→ Written problem: Write out the data again exactly, skipping every picture.

─── Items ───

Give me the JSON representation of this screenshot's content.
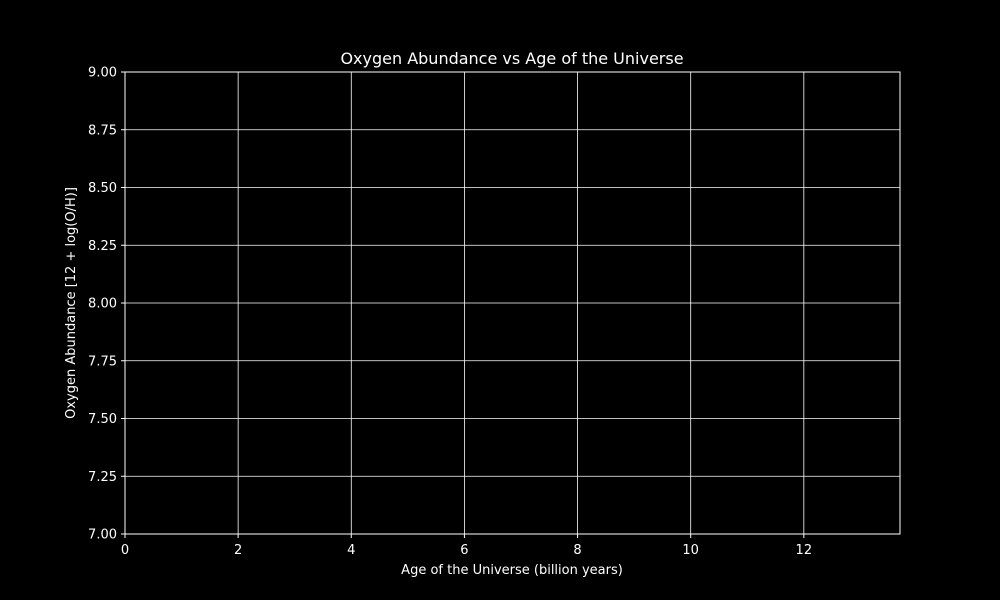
{
  "chart_data": {
    "type": "line",
    "title": "Oxygen Abundance vs Age of the Universe",
    "xlabel": "Age of the Universe (billion years)",
    "ylabel": "Oxygen Abundance [12 + log(O/H)]",
    "xlim": [
      0,
      13.7
    ],
    "ylim": [
      7.0,
      9.0
    ],
    "x_ticks": [
      "0",
      "2",
      "4",
      "6",
      "8",
      "10",
      "12"
    ],
    "y_ticks": [
      "7.00",
      "7.25",
      "7.50",
      "7.75",
      "8.00",
      "8.25",
      "8.50",
      "8.75",
      "9.00"
    ],
    "grid": true,
    "series": [],
    "colors": {
      "background": "#000000",
      "axes_face": "#000000",
      "foreground": "#ffffff",
      "grid": "#ffffff"
    }
  }
}
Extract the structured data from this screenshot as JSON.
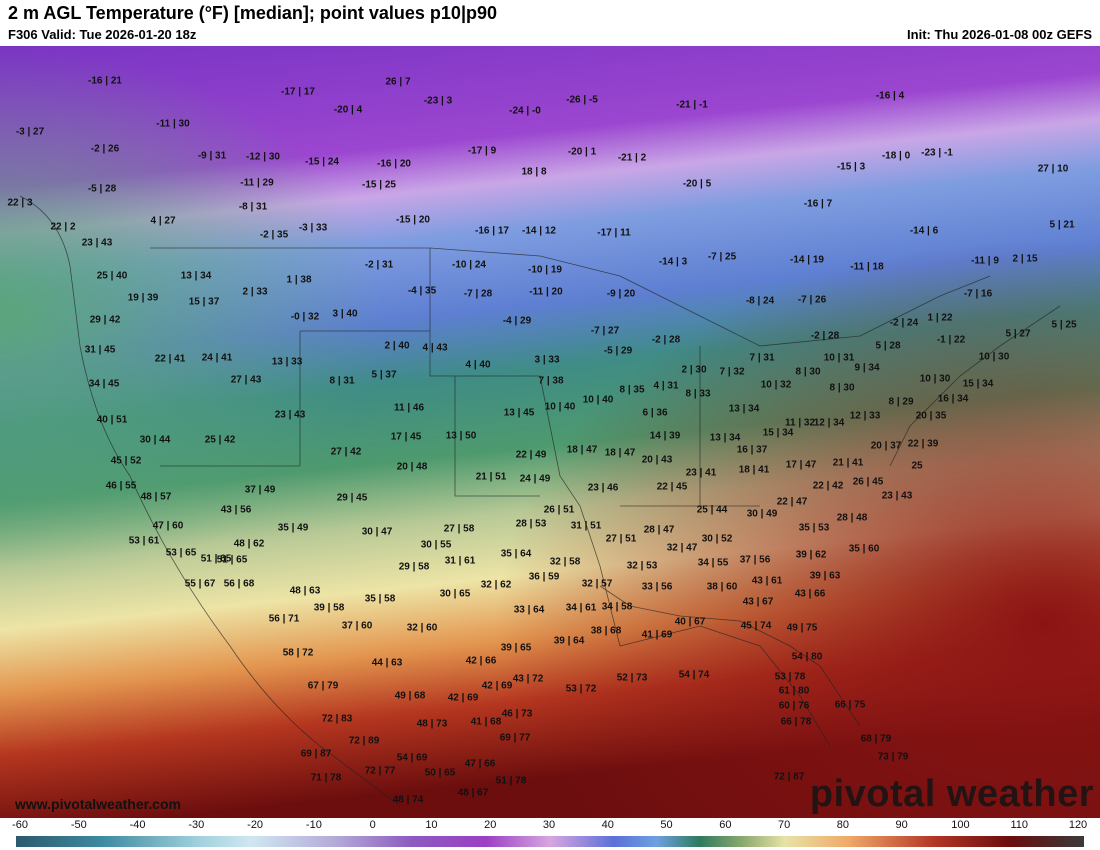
{
  "header": {
    "title": "2 m AGL Temperature (°F) [median]; point values p10|p90",
    "valid": "F306 Valid: Tue 2026-01-20 18z",
    "init": "Init: Thu 2026-01-08 00z GEFS"
  },
  "footer": {
    "site": "www.pivotalweather.com",
    "logo": "pivotal weather"
  },
  "colorbar": {
    "ticks": [
      "-60",
      "-50",
      "-40",
      "-30",
      "-20",
      "-10",
      "0",
      "10",
      "20",
      "30",
      "40",
      "50",
      "60",
      "70",
      "80",
      "90",
      "100",
      "110",
      "120"
    ]
  },
  "colors": {
    "frigid": "#8a37c8",
    "cold": "#6a8fdc",
    "cool": "#3d8a7a",
    "mild": "#e8e3a6",
    "warm": "#d2642e",
    "hot": "#7a1010"
  },
  "points": [
    "-16 | 21",
    "-17 | 17",
    "26 | 7",
    "-23 | 3",
    "-24 | -0",
    "-26 | -5",
    "-21 | -1",
    "-16 | 4",
    "-3 | 27",
    "-11 | 30",
    "-20 | 4",
    "-2 | 26",
    "-9 | 31",
    "-12 | 30",
    "-15 | 24",
    "-16 | 20",
    "-17 | 9",
    "-20 | 1",
    "-21 | 2",
    "-18 | 0",
    "-23 | -1",
    "-5 | 28",
    "-11 | 29",
    "-15 | 25",
    "18 | 8",
    "-20 | 5",
    "-15 | 3",
    "27 | 10",
    "22 | 3",
    "-8 | 31",
    "-15 | 20",
    "-16 | 7",
    "4 | 27",
    "-2 | 35",
    "-3 | 33",
    "-16 | 17",
    "-14 | 12",
    "-17 | 11",
    "-14 | 6",
    "5 | 21",
    "22 | 2",
    "23 | 43",
    "-2 | 31",
    "-10 | 24",
    "-14 | 3",
    "-7 | 25",
    "-14 | 19",
    "-11 | 18",
    "-11 | 9",
    "2 | 15",
    "13 | 34",
    "1 | 38",
    "-10 | 19",
    "25 | 40",
    "-4 | 35",
    "-7 | 28",
    "-11 | 20",
    "-9 | 20",
    "-7 | 16",
    "19 | 39",
    "15 | 37",
    "2 | 33",
    "-8 | 24",
    "-7 | 26",
    "-2 | 24",
    "1 | 22",
    "5 | 25",
    "29 | 42",
    "-0 | 32",
    "3 | 40",
    "-4 | 29",
    "-7 | 27",
    "-2 | 28",
    "-2 | 28",
    "-1 | 22",
    "5 | 27",
    "31 | 45",
    "2 | 40",
    "4 | 43",
    "-5 | 29",
    "22 | 41",
    "24 | 41",
    "13 | 33",
    "3 | 33",
    "2 | 30",
    "7 | 31",
    "10 | 31",
    "5 | 28",
    "34 | 45",
    "27 | 43",
    "8 | 31",
    "5 | 37",
    "4 | 40",
    "7 | 38",
    "7 | 32",
    "8 | 30",
    "9 | 34",
    "10 | 30",
    "10 | 30",
    "8 | 35",
    "4 | 31",
    "8 | 33",
    "10 | 32",
    "8 | 30",
    "15 | 34",
    "40 | 51",
    "23 | 43",
    "11 | 46",
    "13 | 45",
    "10 | 40",
    "10 | 40",
    "6 | 36",
    "13 | 34",
    "11 | 32",
    "12 | 33",
    "8 | 29",
    "16 | 34",
    "30 | 44",
    "25 | 42",
    "17 | 45",
    "13 | 50",
    "14 | 39",
    "13 | 34",
    "15 | 34",
    "12 | 34",
    "20 | 35",
    "27 | 42",
    "18 | 47",
    "18 | 47",
    "20 | 43",
    "16 | 37",
    "20 | 37",
    "22 | 39",
    "45 | 52",
    "22 | 49",
    "20 | 48",
    "21 | 51",
    "24 | 49",
    "23 | 41",
    "18 | 41",
    "17 | 47",
    "21 | 41",
    "25",
    "46 | 55",
    "37 | 49",
    "23 | 46",
    "22 | 45",
    "22 | 42",
    "26 | 45",
    "48 | 57",
    "29 | 45",
    "26 | 51",
    "25 | 44",
    "22 | 47",
    "30 | 49",
    "23 | 43",
    "43 | 56",
    "27 | 58",
    "28 | 53",
    "31 | 51",
    "28 | 47",
    "28 | 48",
    "47 | 60",
    "35 | 49",
    "30 | 47",
    "27 | 51",
    "30 | 52",
    "35 | 53",
    "53 | 61",
    "48 | 62",
    "30 | 55",
    "35 | 64",
    "32 | 47",
    "53 | 65",
    "51 | 65",
    "31 | 61",
    "32 | 58",
    "34 | 55",
    "37 | 56",
    "39 | 62",
    "35 | 60",
    "29 | 58",
    "32 | 53",
    "55 | 67",
    "56 | 68",
    "48 | 63",
    "36 | 59",
    "32 | 62",
    "32 | 57",
    "33 | 56",
    "38 | 60",
    "43 | 61",
    "39 | 63",
    "51 | 65",
    "30 | 65",
    "33 | 64",
    "34 | 61",
    "34 | 58",
    "43 | 67",
    "43 | 66",
    "39 | 58",
    "35 | 58",
    "56 | 71",
    "37 | 60",
    "32 | 60",
    "38 | 68",
    "40 | 67",
    "45 | 74",
    "49 | 75",
    "41 | 69",
    "58 | 72",
    "44 | 63",
    "39 | 65",
    "39 | 64",
    "42 | 66",
    "54 | 80",
    "52 | 73",
    "54 | 74",
    "67 | 79",
    "43 | 72",
    "42 | 69",
    "53 | 72",
    "53 | 78",
    "61 | 80",
    "49 | 68",
    "42 | 69",
    "60 | 76",
    "66 | 75",
    "72 | 83",
    "48 | 73",
    "41 | 68",
    "46 | 73",
    "66 | 78",
    "68 | 79",
    "48 | 74",
    "69 | 77",
    "72 | 89",
    "69 | 87",
    "54 | 69",
    "73 | 79",
    "47 | 66",
    "50 | 65",
    "71 | 78",
    "72 | 77",
    "51 | 78",
    "72 | 87",
    "48 | 67"
  ]
}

───

→ Response to the exercise:
Give me the JSON representation of this screenshot's content.
{
  "chart_data": {
    "type": "line",
    "title": "Oxygen Abundance vs Age of the Universe",
    "xlabel": "Age of the Universe (billion years)",
    "ylabel": "Oxygen Abundance [12 + log(O/H)]",
    "xlim": [
      0,
      13.7
    ],
    "ylim": [
      7.0,
      9.0
    ],
    "x_ticks": [
      "0",
      "2",
      "4",
      "6",
      "8",
      "10",
      "12"
    ],
    "y_ticks": [
      "7.00",
      "7.25",
      "7.50",
      "7.75",
      "8.00",
      "8.25",
      "8.50",
      "8.75",
      "9.00"
    ],
    "grid": true,
    "series": [],
    "colors": {
      "background": "#000000",
      "axes_face": "#000000",
      "foreground": "#ffffff",
      "grid": "#ffffff"
    }
  }
}
Extract the structured data from this screenshot as JSON.
{
  "header": {
    "title": "2 m AGL Temperature (°F) [median]; point values p10|p90",
    "valid": "F306 Valid: Tue 2026-01-20 18z",
    "init": "Init: Thu 2026-01-08 00z GEFS"
  },
  "footer": {
    "site": "www.pivotalweather.com",
    "logo": "pivotal weather"
  },
  "colorbar": {
    "ticks": [
      "-60",
      "-50",
      "-40",
      "-30",
      "-20",
      "-10",
      "0",
      "10",
      "20",
      "30",
      "40",
      "50",
      "60",
      "70",
      "80",
      "90",
      "100",
      "110",
      "120"
    ]
  },
  "colors": {
    "frigid": "#8a37c8",
    "cold": "#6a8fdc",
    "cool": "#3d8a7a",
    "mild": "#e8e3a6",
    "warm": "#d2642e",
    "hot": "#7a1010"
  },
  "points": [
    "-16 | 21",
    "-17 | 17",
    "26 | 7",
    "-23 | 3",
    "-24 | -0",
    "-26 | -5",
    "-21 | -1",
    "-16 | 4",
    "-3 | 27",
    "-11 | 30",
    "-20 | 4",
    "-2 | 26",
    "-9 | 31",
    "-12 | 30",
    "-15 | 24",
    "-16 | 20",
    "-17 | 9",
    "-20 | 1",
    "-21 | 2",
    "-18 | 0",
    "-23 | -1",
    "-5 | 28",
    "-11 | 29",
    "-15 | 25",
    "18 | 8",
    "-20 | 5",
    "-15 | 3",
    "27 | 10",
    "22 | 3",
    "-8 | 31",
    "-15 | 20",
    "-16 | 7",
    "4 | 27",
    "-2 | 35",
    "-3 | 33",
    "-16 | 17",
    "-14 | 12",
    "-17 | 11",
    "-14 | 6",
    "5 | 21",
    "22 | 2",
    "23 | 43",
    "-2 | 31",
    "-10 | 24",
    "-14 | 3",
    "-7 | 25",
    "-14 | 19",
    "-11 | 18",
    "-11 | 9",
    "2 | 15",
    "13 | 34",
    "1 | 38",
    "-10 | 19",
    "25 | 40",
    "-4 | 35",
    "-7 | 28",
    "-11 | 20",
    "-9 | 20",
    "-7 | 16",
    "19 | 39",
    "15 | 37",
    "2 | 33",
    "-8 | 24",
    "-7 | 26",
    "-2 | 24",
    "1 | 22",
    "5 | 25",
    "29 | 42",
    "-0 | 32",
    "3 | 40",
    "-4 | 29",
    "-7 | 27",
    "-2 | 28",
    "-2 | 28",
    "-1 | 22",
    "5 | 27",
    "31 | 45",
    "2 | 40",
    "4 | 43",
    "-5 | 29",
    "22 | 41",
    "24 | 41",
    "13 | 33",
    "3 | 33",
    "2 | 30",
    "7 | 31",
    "10 | 31",
    "5 | 28",
    "34 | 45",
    "27 | 43",
    "8 | 31",
    "5 | 37",
    "4 | 40",
    "7 | 38",
    "7 | 32",
    "8 | 30",
    "9 | 34",
    "10 | 30",
    "10 | 30",
    "8 | 35",
    "4 | 31",
    "8 | 33",
    "10 | 32",
    "8 | 30",
    "15 | 34",
    "40 | 51",
    "23 | 43",
    "11 | 46",
    "13 | 45",
    "10 | 40",
    "10 | 40",
    "6 | 36",
    "13 | 34",
    "11 | 32",
    "12 | 33",
    "8 | 29",
    "16 | 34",
    "30 | 44",
    "25 | 42",
    "17 | 45",
    "13 | 50",
    "14 | 39",
    "13 | 34",
    "15 | 34",
    "12 | 34",
    "20 | 35",
    "27 | 42",
    "18 | 47",
    "18 | 47",
    "20 | 43",
    "16 | 37",
    "20 | 37",
    "22 | 39",
    "45 | 52",
    "22 | 49",
    "20 | 48",
    "21 | 51",
    "24 | 49",
    "23 | 41",
    "18 | 41",
    "17 | 47",
    "21 | 41",
    "25",
    "46 | 55",
    "37 | 49",
    "23 | 46",
    "22 | 45",
    "22 | 42",
    "26 | 45",
    "48 | 57",
    "29 | 45",
    "26 | 51",
    "25 | 44",
    "22 | 47",
    "30 | 49",
    "23 | 43",
    "43 | 56",
    "27 | 58",
    "28 | 53",
    "31 | 51",
    "28 | 47",
    "28 | 48",
    "47 | 60",
    "35 | 49",
    "30 | 47",
    "27 | 51",
    "30 | 52",
    "35 | 53",
    "53 | 61",
    "48 | 62",
    "30 | 55",
    "35 | 64",
    "32 | 47",
    "53 | 65",
    "51 | 65",
    "31 | 61",
    "32 | 58",
    "34 | 55",
    "37 | 56",
    "39 | 62",
    "35 | 60",
    "29 | 58",
    "32 | 53",
    "55 | 67",
    "56 | 68",
    "48 | 63",
    "36 | 59",
    "32 | 62",
    "32 | 57",
    "33 | 56",
    "38 | 60",
    "43 | 61",
    "39 | 63",
    "51 | 65",
    "30 | 65",
    "33 | 64",
    "34 | 61",
    "34 | 58",
    "43 | 67",
    "43 | 66",
    "39 | 58",
    "35 | 58",
    "56 | 71",
    "37 | 60",
    "32 | 60",
    "38 | 68",
    "40 | 67",
    "45 | 74",
    "49 | 75",
    "41 | 69",
    "58 | 72",
    "44 | 63",
    "39 | 65",
    "39 | 64",
    "42 | 66",
    "54 | 80",
    "52 | 73",
    "54 | 74",
    "67 | 79",
    "43 | 72",
    "42 | 69",
    "53 | 72",
    "53 | 78",
    "61 | 80",
    "49 | 68",
    "42 | 69",
    "60 | 76",
    "66 | 75",
    "72 | 83",
    "48 | 73",
    "41 | 68",
    "46 | 73",
    "66 | 78",
    "68 | 79",
    "48 | 74",
    "69 | 77",
    "72 | 89",
    "69 | 87",
    "54 | 69",
    "73 | 79",
    "47 | 66",
    "50 | 65",
    "71 | 78",
    "72 | 77",
    "51 | 78",
    "72 | 87",
    "48 | 67"
  ]
}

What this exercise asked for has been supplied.